ACTIONS TO TAKE:
#1 Reproduce the stretch from "In a tweet Monday" through "2019-2020 school year." in the article on the STAAR testing waiver, word for word.
#2 Write a continuation of the article about the STAAR testing waiver, starting after its final sentence.

As the COVID-19 virus gains momentum, and infection numbers rising across the United States (over 4,000 U.S. cases as of presstime), Gov. Gregg Abbott announced Monday morning that he is waiving the State of Texas Assessments of Academic Readiness (STAAR) testing requirements for the current school year. Local schools in Rusk County have already chosen to extend spring break, with some school districts in East Texas not expecting to return to class until March 30. 

STAAR testing involves standardized tests that are used in public primary and secondary schools to assess a student’s achievements and knowledge learned in a specific grade level. The testing program  began in 2012 and was set out in the Texas Education Code chapter 39 and 19 Texas Administrative Code chapter 101. The testing occurs in grades 3-8, as well as in high school, and define what Texas students should learn in every grade level. 

In a tweet Monday morning, Gov. Abbott said, “I have eliminated the STAAR testing requirements for this school year. We must empower schools to focus on the health of their students, teachers and families.” 

Additionally, Gov. Abbott has requested that the Department of Education (DOE) waive federal testing requirements for the 2019-2020 school year.

DATA FOR REVIEW:
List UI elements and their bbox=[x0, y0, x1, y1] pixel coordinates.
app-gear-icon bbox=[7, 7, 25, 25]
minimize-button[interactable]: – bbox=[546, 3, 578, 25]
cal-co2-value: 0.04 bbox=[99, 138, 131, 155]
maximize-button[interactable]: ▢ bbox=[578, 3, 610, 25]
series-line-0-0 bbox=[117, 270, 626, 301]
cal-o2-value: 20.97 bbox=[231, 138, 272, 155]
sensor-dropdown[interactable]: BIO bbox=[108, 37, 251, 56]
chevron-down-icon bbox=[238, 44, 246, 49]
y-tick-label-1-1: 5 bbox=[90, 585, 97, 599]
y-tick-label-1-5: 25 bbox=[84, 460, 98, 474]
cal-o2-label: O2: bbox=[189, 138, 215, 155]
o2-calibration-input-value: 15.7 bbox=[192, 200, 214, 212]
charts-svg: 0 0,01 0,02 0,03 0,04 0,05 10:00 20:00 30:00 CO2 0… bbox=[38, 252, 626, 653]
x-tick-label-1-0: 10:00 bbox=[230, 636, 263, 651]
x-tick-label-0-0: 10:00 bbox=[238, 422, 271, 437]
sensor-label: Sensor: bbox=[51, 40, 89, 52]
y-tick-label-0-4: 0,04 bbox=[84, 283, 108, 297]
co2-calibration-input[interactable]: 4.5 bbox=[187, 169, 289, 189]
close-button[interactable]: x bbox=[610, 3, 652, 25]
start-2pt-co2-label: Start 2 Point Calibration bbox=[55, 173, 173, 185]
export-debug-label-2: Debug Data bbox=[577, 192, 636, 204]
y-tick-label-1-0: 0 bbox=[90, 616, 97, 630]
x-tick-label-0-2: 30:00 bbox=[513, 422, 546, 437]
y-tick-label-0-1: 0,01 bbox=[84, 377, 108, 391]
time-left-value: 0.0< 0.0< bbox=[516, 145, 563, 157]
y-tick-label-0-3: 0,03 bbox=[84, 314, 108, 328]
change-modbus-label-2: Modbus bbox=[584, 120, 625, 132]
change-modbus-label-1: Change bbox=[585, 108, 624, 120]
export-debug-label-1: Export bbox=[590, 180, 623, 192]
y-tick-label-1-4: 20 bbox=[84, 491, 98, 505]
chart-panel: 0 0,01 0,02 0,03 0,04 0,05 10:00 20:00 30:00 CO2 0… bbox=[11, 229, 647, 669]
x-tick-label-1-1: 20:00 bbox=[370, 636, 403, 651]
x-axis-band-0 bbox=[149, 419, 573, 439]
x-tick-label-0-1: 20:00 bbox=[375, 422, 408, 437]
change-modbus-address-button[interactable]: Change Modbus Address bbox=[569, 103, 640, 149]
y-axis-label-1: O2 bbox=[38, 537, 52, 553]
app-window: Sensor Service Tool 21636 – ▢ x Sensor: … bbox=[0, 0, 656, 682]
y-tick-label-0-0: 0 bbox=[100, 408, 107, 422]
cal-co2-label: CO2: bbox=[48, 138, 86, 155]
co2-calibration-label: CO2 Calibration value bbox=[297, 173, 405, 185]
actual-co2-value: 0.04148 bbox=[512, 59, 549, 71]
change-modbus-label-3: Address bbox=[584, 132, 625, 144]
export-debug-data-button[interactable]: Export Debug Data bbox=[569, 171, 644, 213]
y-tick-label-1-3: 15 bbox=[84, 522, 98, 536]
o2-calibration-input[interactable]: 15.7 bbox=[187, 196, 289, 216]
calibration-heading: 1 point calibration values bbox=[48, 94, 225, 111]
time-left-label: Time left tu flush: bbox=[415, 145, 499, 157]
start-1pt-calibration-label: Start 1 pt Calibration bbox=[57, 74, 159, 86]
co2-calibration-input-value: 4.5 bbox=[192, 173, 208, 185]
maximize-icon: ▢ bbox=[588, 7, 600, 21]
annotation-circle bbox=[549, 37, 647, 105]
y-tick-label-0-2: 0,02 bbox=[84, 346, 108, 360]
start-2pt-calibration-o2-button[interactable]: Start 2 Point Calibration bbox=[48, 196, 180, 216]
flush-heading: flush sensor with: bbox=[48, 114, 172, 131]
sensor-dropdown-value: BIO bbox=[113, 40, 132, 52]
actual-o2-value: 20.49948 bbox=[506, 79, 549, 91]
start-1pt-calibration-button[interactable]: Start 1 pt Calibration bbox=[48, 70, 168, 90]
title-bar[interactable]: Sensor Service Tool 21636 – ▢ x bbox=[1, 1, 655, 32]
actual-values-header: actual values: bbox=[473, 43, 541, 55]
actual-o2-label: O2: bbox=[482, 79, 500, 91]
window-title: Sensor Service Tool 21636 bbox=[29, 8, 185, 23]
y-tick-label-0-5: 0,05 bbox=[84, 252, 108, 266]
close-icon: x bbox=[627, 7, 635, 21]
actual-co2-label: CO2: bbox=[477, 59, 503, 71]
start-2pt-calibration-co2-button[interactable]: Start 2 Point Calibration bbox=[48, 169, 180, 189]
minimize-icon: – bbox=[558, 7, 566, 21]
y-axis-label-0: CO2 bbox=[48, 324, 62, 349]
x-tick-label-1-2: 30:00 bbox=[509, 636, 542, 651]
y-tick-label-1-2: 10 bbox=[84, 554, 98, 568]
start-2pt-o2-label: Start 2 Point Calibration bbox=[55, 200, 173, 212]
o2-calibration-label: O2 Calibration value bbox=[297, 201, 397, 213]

SOLVED TASKS:
#1
In a tweet Monday morning, Gov. Abbott said, “I have eliminated the STAAR testing requirements for this school year. We must empower schools to focus on the health of their students, teachers and families.” 

Additionally, Gov. Abbott has requested that the Department of Education (DOE) waive federal testing requirements for the 2019-2020 school year.

#2
Working closely with the Texas Education Agency, Gov. Abbott wants to ensure that schools are able to deliver instruction to students while they are absent or while schools are closed due to the COVID-19 virus.  A press release issued from the Governor’s office also states that these measures include  tailoring instruction for students with special needs so that they have access to the same education as other students in the district, as well as other methods to ensure that students are learning and ready to succeed at the next grade-level.  The discussions are ongoing and more information about these steps will be provided  as they develop. 

“Your health and safety are top priorities and the state of Texas will give school districts flexibility to protect and endure the health of students, faculty and their families,” Gov. Abbott said.